◆ **Your task**:
Repeat every line below exactly, word for word.

--- Begin Records for processing ---

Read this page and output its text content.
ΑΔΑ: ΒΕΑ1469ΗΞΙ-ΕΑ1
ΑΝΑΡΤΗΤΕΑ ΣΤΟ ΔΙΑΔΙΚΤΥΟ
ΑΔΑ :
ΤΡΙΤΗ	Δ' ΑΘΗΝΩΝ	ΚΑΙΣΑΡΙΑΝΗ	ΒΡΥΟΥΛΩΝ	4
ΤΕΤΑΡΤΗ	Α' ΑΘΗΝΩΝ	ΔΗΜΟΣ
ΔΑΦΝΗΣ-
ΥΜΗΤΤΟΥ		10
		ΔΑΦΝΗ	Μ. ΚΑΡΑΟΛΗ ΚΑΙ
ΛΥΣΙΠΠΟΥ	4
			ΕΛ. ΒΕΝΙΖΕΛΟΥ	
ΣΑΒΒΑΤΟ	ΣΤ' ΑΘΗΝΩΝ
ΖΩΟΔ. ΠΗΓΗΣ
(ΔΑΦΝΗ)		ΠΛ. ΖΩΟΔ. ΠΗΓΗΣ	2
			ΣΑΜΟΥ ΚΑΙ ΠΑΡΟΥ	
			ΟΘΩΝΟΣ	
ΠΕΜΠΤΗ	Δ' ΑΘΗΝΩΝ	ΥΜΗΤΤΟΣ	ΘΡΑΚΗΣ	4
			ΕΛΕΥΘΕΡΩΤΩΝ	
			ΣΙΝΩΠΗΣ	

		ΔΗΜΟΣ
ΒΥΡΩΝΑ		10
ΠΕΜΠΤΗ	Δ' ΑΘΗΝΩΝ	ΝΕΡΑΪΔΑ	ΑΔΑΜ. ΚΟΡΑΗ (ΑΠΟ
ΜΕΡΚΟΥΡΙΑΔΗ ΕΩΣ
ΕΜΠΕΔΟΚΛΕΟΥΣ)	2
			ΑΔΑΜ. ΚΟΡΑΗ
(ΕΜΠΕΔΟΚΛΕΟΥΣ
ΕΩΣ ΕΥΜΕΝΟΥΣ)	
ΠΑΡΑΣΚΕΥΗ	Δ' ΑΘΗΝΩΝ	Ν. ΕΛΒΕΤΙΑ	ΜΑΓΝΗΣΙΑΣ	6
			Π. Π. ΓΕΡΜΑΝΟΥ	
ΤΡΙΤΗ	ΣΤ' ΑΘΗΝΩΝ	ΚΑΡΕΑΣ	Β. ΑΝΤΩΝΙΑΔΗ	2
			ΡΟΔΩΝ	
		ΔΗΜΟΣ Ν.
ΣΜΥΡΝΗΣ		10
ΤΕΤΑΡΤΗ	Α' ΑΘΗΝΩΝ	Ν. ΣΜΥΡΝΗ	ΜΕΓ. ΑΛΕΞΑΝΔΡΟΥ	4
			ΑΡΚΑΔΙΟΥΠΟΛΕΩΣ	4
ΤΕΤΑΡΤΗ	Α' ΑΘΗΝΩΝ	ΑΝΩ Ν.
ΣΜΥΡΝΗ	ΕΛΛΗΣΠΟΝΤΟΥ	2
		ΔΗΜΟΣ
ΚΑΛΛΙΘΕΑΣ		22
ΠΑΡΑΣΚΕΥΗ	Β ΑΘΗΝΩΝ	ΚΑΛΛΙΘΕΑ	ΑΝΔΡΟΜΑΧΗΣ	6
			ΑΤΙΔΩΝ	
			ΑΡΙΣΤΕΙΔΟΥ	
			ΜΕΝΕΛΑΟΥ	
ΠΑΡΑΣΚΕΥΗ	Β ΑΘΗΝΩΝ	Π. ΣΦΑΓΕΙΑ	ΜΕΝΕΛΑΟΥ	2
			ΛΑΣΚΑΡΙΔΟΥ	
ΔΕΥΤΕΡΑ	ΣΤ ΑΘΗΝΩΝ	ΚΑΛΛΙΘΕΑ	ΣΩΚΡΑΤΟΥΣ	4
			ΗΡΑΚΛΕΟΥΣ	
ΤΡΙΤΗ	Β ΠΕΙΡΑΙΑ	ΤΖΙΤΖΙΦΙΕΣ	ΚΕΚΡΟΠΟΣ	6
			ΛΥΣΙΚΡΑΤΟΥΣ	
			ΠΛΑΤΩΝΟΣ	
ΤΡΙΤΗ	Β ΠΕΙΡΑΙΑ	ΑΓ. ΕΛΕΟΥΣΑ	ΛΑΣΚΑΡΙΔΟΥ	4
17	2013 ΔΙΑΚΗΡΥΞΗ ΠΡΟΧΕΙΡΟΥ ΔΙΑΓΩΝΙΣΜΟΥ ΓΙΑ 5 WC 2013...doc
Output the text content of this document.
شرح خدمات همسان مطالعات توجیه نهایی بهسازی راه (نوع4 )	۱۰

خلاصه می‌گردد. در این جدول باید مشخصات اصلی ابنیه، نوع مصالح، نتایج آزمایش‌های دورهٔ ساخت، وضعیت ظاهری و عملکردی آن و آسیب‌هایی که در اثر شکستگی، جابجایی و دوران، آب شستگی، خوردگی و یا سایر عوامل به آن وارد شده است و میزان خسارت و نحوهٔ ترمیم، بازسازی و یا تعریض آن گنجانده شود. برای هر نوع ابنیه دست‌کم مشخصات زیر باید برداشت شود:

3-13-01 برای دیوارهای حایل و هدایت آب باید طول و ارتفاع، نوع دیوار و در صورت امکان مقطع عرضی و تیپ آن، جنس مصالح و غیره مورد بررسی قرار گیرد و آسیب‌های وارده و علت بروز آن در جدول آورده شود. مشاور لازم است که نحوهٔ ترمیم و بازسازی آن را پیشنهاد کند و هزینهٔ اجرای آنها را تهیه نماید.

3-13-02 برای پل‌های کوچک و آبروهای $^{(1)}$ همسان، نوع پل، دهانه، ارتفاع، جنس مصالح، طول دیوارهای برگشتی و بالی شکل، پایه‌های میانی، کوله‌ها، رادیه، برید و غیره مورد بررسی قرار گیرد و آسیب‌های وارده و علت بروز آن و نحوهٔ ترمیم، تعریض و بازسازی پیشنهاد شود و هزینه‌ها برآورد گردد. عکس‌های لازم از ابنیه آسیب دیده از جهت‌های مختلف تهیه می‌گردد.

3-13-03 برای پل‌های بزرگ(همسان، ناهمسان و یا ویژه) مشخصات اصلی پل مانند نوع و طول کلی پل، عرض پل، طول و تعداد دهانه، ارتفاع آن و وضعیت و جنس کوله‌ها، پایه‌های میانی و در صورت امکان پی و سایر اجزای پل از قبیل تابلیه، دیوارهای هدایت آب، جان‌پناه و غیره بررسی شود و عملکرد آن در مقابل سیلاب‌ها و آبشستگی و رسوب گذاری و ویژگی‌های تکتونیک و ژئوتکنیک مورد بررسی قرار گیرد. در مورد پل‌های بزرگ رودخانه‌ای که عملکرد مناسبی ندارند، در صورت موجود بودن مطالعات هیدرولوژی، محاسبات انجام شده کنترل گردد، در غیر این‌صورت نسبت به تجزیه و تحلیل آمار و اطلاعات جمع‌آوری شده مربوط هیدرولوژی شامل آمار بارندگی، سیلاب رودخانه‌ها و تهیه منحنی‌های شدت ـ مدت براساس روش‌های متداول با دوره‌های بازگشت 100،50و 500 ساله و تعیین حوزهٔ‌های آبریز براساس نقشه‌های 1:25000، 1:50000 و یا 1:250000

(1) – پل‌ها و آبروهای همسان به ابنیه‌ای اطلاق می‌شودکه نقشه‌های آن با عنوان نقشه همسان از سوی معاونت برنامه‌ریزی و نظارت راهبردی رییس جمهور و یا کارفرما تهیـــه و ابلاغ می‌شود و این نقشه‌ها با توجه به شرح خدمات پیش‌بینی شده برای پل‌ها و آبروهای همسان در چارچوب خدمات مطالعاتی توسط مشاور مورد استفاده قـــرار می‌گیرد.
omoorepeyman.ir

--- End Records for processing ---

◆ **Complete output**:
Read this page and output its text content.
ΑΔΑ: ΒΕΑ1469ΗΞΙ-ΕΑ1
ΑΝΑΡΤΗΤΕΑ ΣΤΟ ΔΙΑΔΙΚΤΥΟ
ΑΔΑ :
ΤΡΙΤΗ	Δ' ΑΘΗΝΩΝ	ΚΑΙΣΑΡΙΑΝΗ	ΒΡΥΟΥΛΩΝ	4
ΤΕΤΑΡΤΗ	Α' ΑΘΗΝΩΝ	ΔΗΜΟΣ
ΔΑΦΝΗΣ-
ΥΜΗΤΤΟΥ		10
		ΔΑΦΝΗ	Μ. ΚΑΡΑΟΛΗ ΚΑΙ
ΛΥΣΙΠΠΟΥ	4
			ΕΛ. ΒΕΝΙΖΕΛΟΥ	
ΣΑΒΒΑΤΟ	ΣΤ' ΑΘΗΝΩΝ
ΖΩΟΔ. ΠΗΓΗΣ
(ΔΑΦΝΗ)		ΠΛ. ΖΩΟΔ. ΠΗΓΗΣ	2
			ΣΑΜΟΥ ΚΑΙ ΠΑΡΟΥ	
			ΟΘΩΝΟΣ	
ΠΕΜΠΤΗ	Δ' ΑΘΗΝΩΝ	ΥΜΗΤΤΟΣ	ΘΡΑΚΗΣ	4
			ΕΛΕΥΘΕΡΩΤΩΝ	
			ΣΙΝΩΠΗΣ	

		ΔΗΜΟΣ
ΒΥΡΩΝΑ		10
ΠΕΜΠΤΗ	Δ' ΑΘΗΝΩΝ	ΝΕΡΑΪΔΑ	ΑΔΑΜ. ΚΟΡΑΗ (ΑΠΟ
ΜΕΡΚΟΥΡΙΑΔΗ ΕΩΣ
ΕΜΠΕΔΟΚΛΕΟΥΣ)	2
			ΑΔΑΜ. ΚΟΡΑΗ
(ΕΜΠΕΔΟΚΛΕΟΥΣ
ΕΩΣ ΕΥΜΕΝΟΥΣ)	
ΠΑΡΑΣΚΕΥΗ	Δ' ΑΘΗΝΩΝ	Ν. ΕΛΒΕΤΙΑ	ΜΑΓΝΗΣΙΑΣ	6
			Π. Π. ΓΕΡΜΑΝΟΥ	
ΤΡΙΤΗ	ΣΤ' ΑΘΗΝΩΝ	ΚΑΡΕΑΣ	Β. ΑΝΤΩΝΙΑΔΗ	2
			ΡΟΔΩΝ	
		ΔΗΜΟΣ Ν.
ΣΜΥΡΝΗΣ		10
ΤΕΤΑΡΤΗ	Α' ΑΘΗΝΩΝ	Ν. ΣΜΥΡΝΗ	ΜΕΓ. ΑΛΕΞΑΝΔΡΟΥ	4
			ΑΡΚΑΔΙΟΥΠΟΛΕΩΣ	4
ΤΕΤΑΡΤΗ	Α' ΑΘΗΝΩΝ	ΑΝΩ Ν.
ΣΜΥΡΝΗ	ΕΛΛΗΣΠΟΝΤΟΥ	2
		ΔΗΜΟΣ
ΚΑΛΛΙΘΕΑΣ		22
ΠΑΡΑΣΚΕΥΗ	Β ΑΘΗΝΩΝ	ΚΑΛΛΙΘΕΑ	ΑΝΔΡΟΜΑΧΗΣ	6
			ΑΤΙΔΩΝ	
			ΑΡΙΣΤΕΙΔΟΥ	
			ΜΕΝΕΛΑΟΥ	
ΠΑΡΑΣΚΕΥΗ	Β ΑΘΗΝΩΝ	Π. ΣΦΑΓΕΙΑ	ΜΕΝΕΛΑΟΥ	2
			ΛΑΣΚΑΡΙΔΟΥ	
ΔΕΥΤΕΡΑ	ΣΤ ΑΘΗΝΩΝ	ΚΑΛΛΙΘΕΑ	ΣΩΚΡΑΤΟΥΣ	4
			ΗΡΑΚΛΕΟΥΣ	
ΤΡΙΤΗ	Β ΠΕΙΡΑΙΑ	ΤΖΙΤΖΙΦΙΕΣ	ΚΕΚΡΟΠΟΣ	6
			ΛΥΣΙΚΡΑΤΟΥΣ	
			ΠΛΑΤΩΝΟΣ	
ΤΡΙΤΗ	Β ΠΕΙΡΑΙΑ	ΑΓ. ΕΛΕΟΥΣΑ	ΛΑΣΚΑΡΙΔΟΥ	4
17	2013 ΔΙΑΚΗΡΥΞΗ ΠΡΟΧΕΙΡΟΥ ΔΙΑΓΩΝΙΣΜΟΥ ΓΙΑ 5 WC 2013...doc
Output the text content of this document.
شرح خدمات همسان مطالعات توجیه نهایی بهسازی راه (نوع4 )	۱۰

خلاصه می‌گردد. در این جدول باید مشخصات اصلی ابنیه، نوع مصالح، نتایج آزمایش‌های دورهٔ ساخت، وضعیت ظاهری و عملکردی آن و آسیب‌هایی که در اثر شکستگی، جابجایی و دوران، آب شستگی، خوردگی و یا سایر عوامل به آن وارد شده است و میزان خسارت و نحوهٔ ترمیم، بازسازی و یا تعریض آن گنجانده شود. برای هر نوع ابنیه دست‌کم مشخصات زیر باید برداشت شود:

3-13-01 برای دیوارهای حایل و هدایت آب باید طول و ارتفاع، نوع دیوار و در صورت امکان مقطع عرضی و تیپ آن، جنس مصالح و غیره مورد بررسی قرار گیرد و آسیب‌های وارده و علت بروز آن در جدول آورده شود. مشاور لازم است که نحوهٔ ترمیم و بازسازی آن را پیشنهاد کند و هزینهٔ اجرای آنها را تهیه نماید.

3-13-02 برای پل‌های کوچک و آبروهای $^{(1)}$ همسان، نوع پل، دهانه، ارتفاع، جنس مصالح، طول دیوارهای برگشتی و بالی شکل، پایه‌های میانی، کوله‌ها، رادیه، برید و غیره مورد بررسی قرار گیرد و آسیب‌های وارده و علت بروز آن و نحوهٔ ترمیم، تعریض و بازسازی پیشنهاد شود و هزینه‌ها برآورد گردد. عکس‌های لازم از ابنیه آسیب دیده از جهت‌های مختلف تهیه می‌گردد.

3-13-03 برای پل‌های بزرگ(همسان، ناهمسان و یا ویژه) مشخصات اصلی پل مانند نوع و طول کلی پل، عرض پل، طول و تعداد دهانه، ارتفاع آن و وضعیت و جنس کوله‌ها، پایه‌های میانی و در صورت امکان پی و سایر اجزای پل از قبیل تابلیه، دیوارهای هدایت آب، جان‌پناه و غیره بررسی شود و عملکرد آن در مقابل سیلاب‌ها و آبشستگی و رسوب گذاری و ویژگی‌های تکتونیک و ژئوتکنیک مورد بررسی قرار گیرد. در مورد پل‌های بزرگ رودخانه‌ای که عملکرد مناسبی ندارند، در صورت موجود بودن مطالعات هیدرولوژی، محاسبات انجام شده کنترل گردد، در غیر این‌صورت نسبت به تجزیه و تحلیل آمار و اطلاعات جمع‌آوری شده مربوط هیدرولوژی شامل آمار بارندگی، سیلاب رودخانه‌ها و تهیه منحنی‌های شدت ـ مدت براساس روش‌های متداول با دوره‌های بازگشت 100،50و 500 ساله و تعیین حوزهٔ‌های آبریز براساس نقشه‌های 1:25000، 1:50000 و یا 1:250000

(1) – پل‌ها و آبروهای همسان به ابنیه‌ای اطلاق می‌شودکه نقشه‌های آن با عنوان نقشه همسان از سوی معاونت برنامه‌ریزی و نظارت راهبردی رییس جمهور و یا کارفرما تهیـــه و ابلاغ می‌شود و این نقشه‌ها با توجه به شرح خدمات پیش‌بینی شده برای پل‌ها و آبروهای همسان در چارچوب خدمات مطالعاتی توسط مشاور مورد استفاده قـــرار می‌گیرد.
omoorepeyman.ir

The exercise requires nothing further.